## What is needed
Scan the records for the string "target"; copy each line where it occurs.

[Dataset items]
· · · · ·

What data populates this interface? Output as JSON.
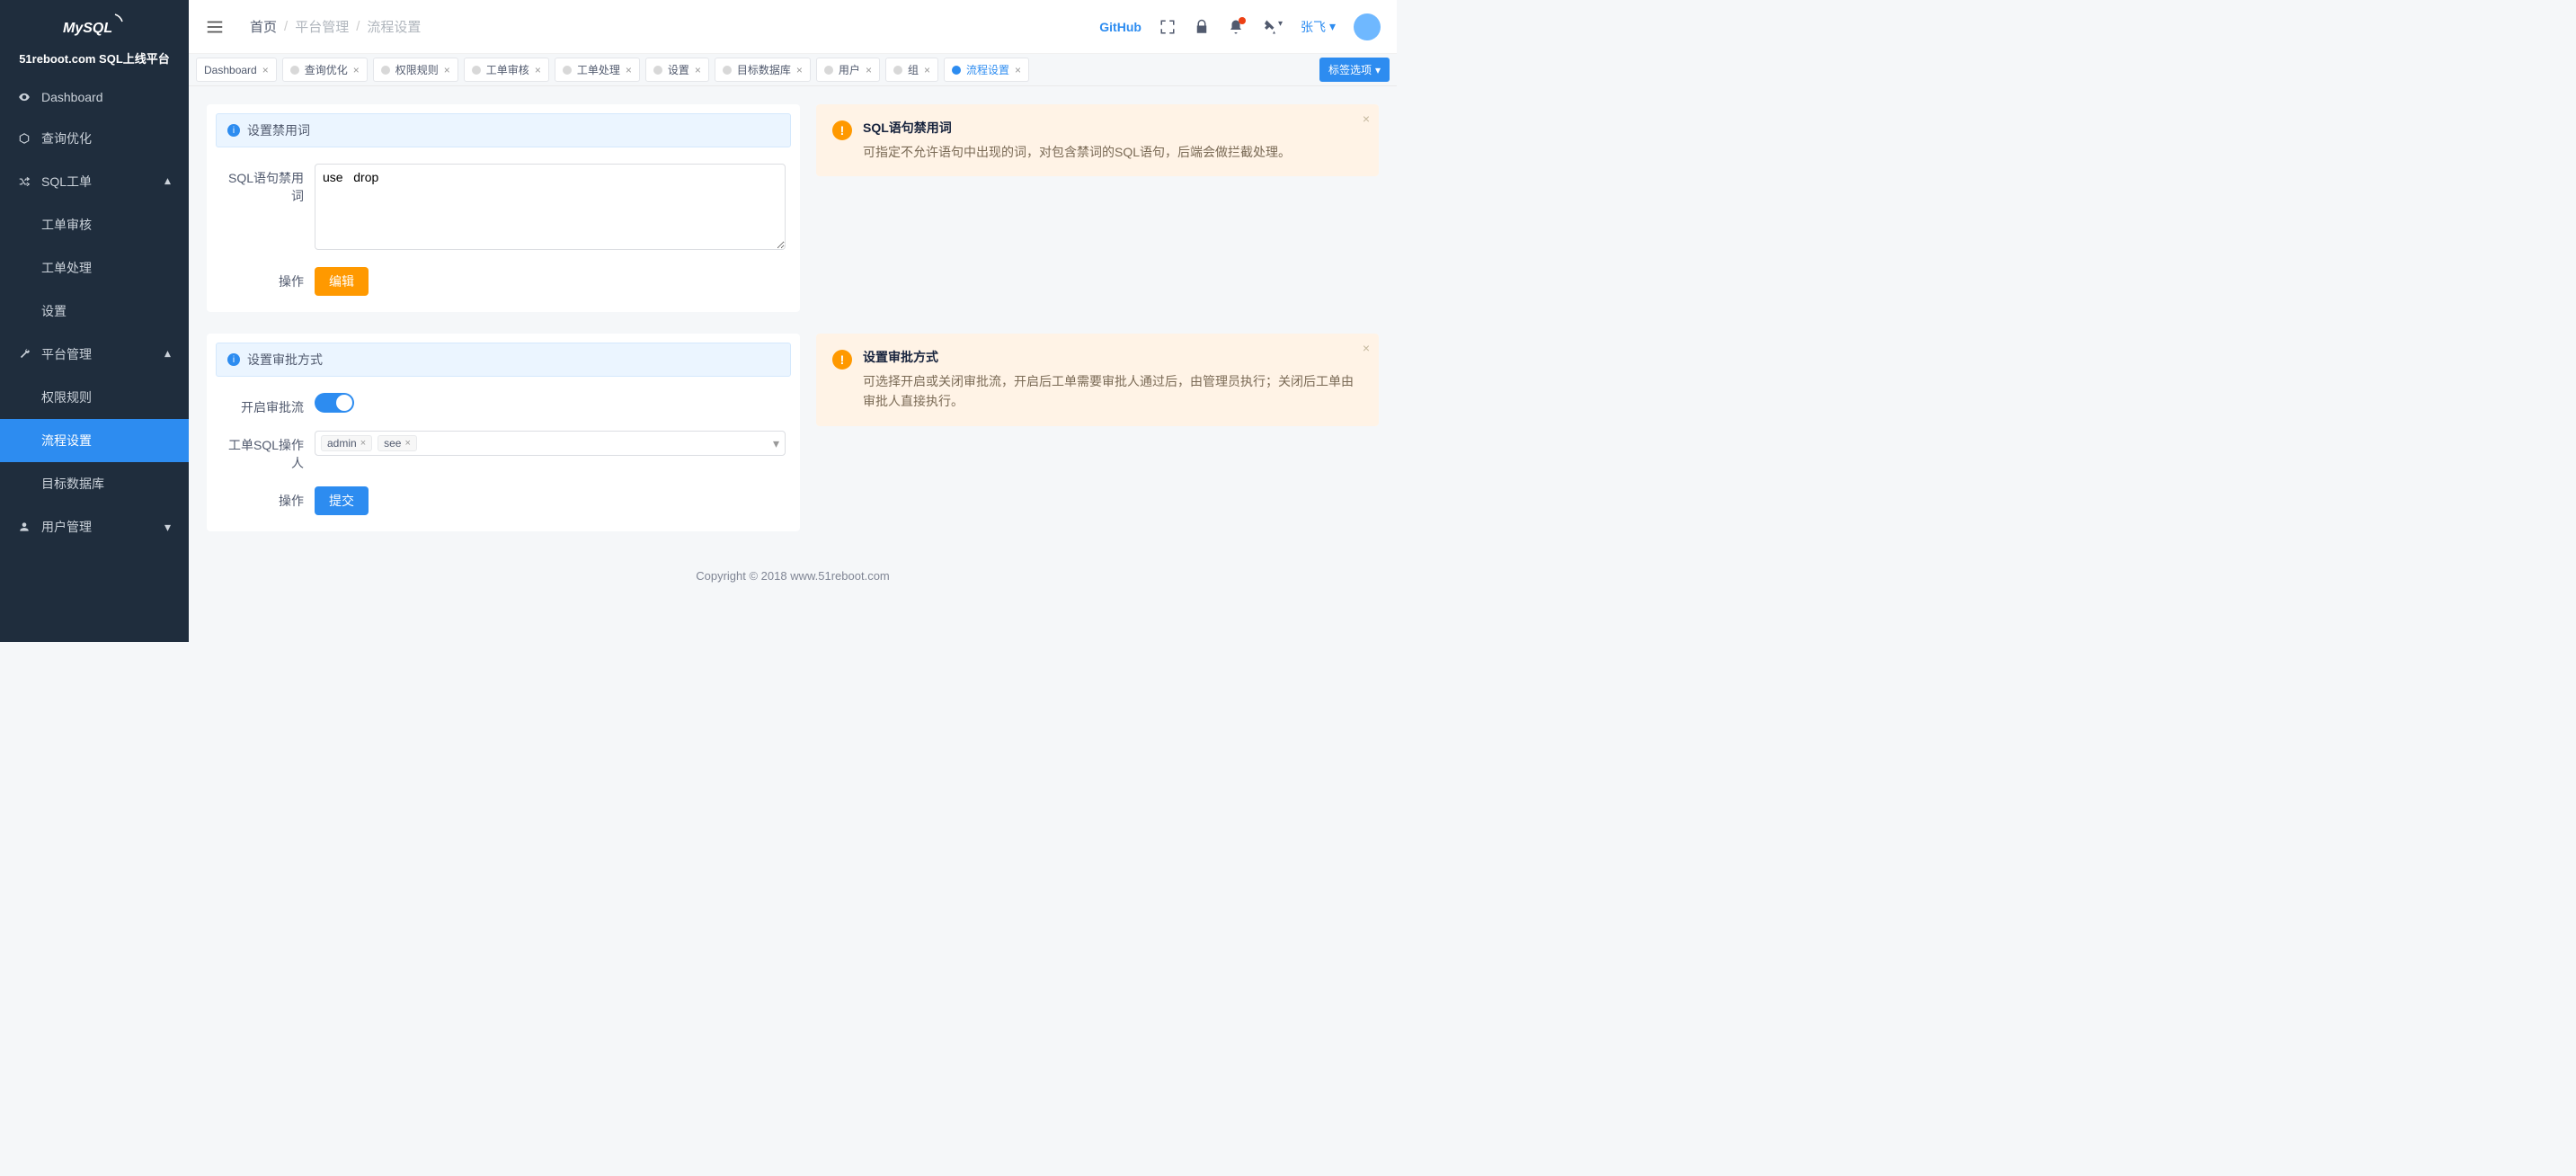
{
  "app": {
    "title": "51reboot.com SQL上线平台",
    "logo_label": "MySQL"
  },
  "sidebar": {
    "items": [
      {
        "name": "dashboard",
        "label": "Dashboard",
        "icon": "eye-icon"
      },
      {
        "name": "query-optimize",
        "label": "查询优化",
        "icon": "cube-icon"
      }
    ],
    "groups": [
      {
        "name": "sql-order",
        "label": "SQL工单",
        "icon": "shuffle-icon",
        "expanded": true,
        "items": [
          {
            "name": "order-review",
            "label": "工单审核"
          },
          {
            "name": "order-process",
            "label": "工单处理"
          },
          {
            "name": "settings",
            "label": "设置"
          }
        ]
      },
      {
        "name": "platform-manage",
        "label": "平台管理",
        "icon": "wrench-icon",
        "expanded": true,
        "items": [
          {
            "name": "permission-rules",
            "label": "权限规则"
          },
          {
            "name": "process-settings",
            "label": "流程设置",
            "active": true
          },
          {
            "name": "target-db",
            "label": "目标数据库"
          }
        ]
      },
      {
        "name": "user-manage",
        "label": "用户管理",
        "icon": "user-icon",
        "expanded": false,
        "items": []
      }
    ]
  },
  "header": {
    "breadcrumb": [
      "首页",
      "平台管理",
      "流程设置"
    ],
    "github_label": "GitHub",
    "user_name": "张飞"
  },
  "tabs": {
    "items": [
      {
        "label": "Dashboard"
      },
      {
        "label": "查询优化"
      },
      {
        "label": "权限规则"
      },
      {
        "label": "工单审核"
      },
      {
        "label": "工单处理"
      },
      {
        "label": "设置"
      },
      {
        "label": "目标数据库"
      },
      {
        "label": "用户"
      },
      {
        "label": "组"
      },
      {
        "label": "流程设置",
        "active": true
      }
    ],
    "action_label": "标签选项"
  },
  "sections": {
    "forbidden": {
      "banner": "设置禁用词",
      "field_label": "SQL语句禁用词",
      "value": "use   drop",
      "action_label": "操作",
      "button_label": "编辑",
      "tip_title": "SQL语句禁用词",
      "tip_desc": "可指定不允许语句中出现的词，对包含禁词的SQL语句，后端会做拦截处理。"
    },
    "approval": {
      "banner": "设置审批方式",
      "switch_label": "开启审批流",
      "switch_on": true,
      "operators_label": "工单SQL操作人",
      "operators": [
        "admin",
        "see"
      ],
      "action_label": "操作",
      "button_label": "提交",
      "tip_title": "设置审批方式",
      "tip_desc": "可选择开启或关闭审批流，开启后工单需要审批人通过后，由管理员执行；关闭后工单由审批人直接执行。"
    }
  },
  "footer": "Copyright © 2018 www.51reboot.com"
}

· · · · ·

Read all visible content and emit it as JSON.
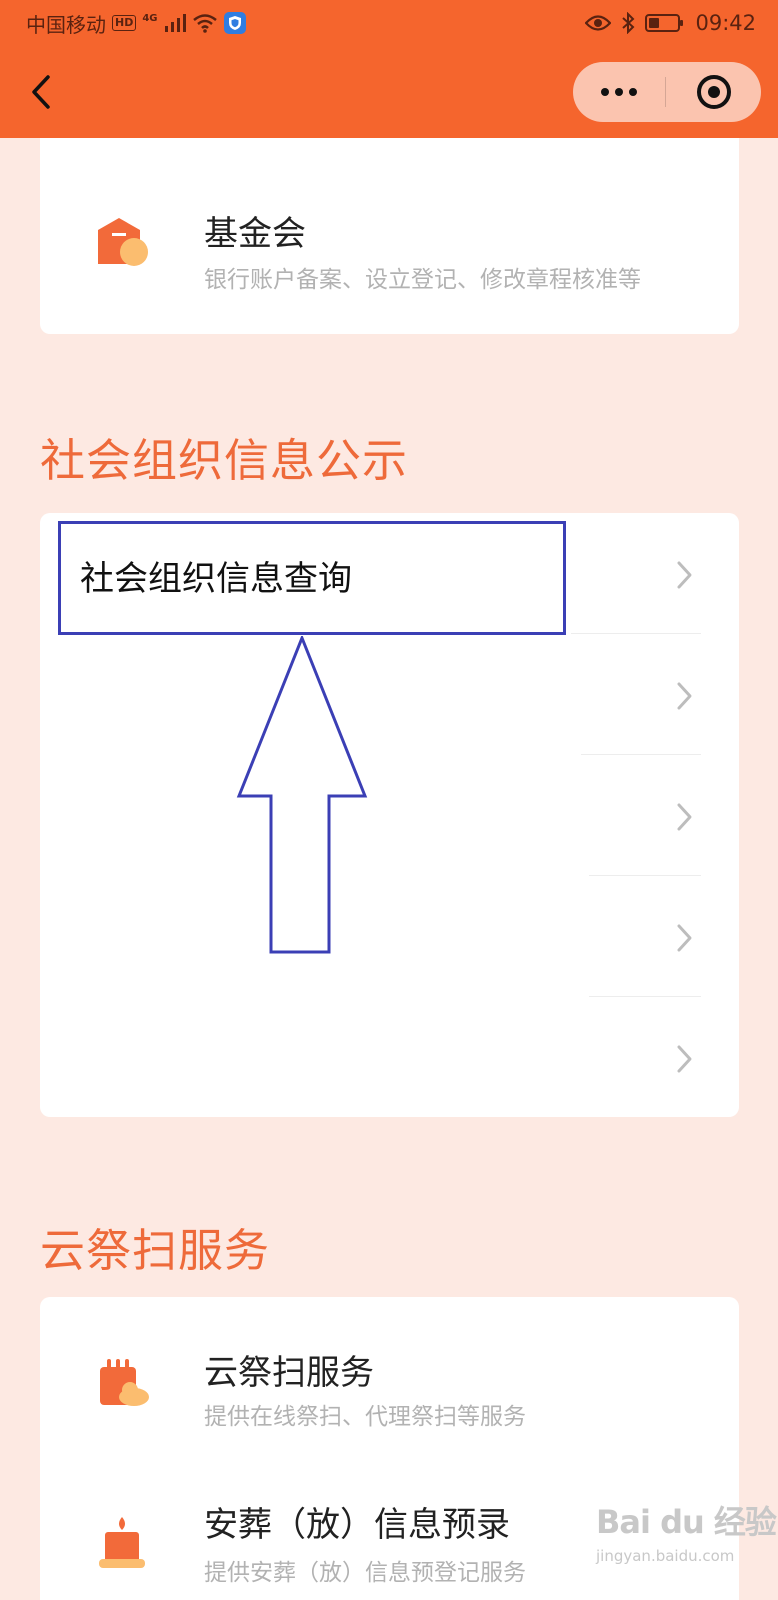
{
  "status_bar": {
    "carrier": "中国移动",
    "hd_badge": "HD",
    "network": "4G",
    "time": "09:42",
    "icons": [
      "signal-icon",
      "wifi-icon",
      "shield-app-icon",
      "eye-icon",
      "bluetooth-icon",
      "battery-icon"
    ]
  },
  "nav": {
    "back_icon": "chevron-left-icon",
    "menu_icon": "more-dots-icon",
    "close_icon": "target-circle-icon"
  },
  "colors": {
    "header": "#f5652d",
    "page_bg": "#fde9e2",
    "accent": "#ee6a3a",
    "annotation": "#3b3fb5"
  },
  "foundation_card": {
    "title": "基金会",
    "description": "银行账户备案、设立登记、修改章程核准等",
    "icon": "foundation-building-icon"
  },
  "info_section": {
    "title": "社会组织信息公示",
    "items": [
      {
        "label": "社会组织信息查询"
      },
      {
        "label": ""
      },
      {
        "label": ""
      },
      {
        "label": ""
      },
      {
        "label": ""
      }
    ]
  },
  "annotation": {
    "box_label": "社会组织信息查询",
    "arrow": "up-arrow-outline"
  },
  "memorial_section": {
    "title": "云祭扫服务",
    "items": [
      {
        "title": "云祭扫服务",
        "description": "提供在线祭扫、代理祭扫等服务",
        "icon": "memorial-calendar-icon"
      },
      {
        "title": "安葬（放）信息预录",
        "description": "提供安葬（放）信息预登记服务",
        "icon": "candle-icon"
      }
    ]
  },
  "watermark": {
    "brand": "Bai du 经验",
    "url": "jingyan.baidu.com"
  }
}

· · · · ·

## Result of this task
            "name": "target-db",
    "close_icon": "target-circle-icon"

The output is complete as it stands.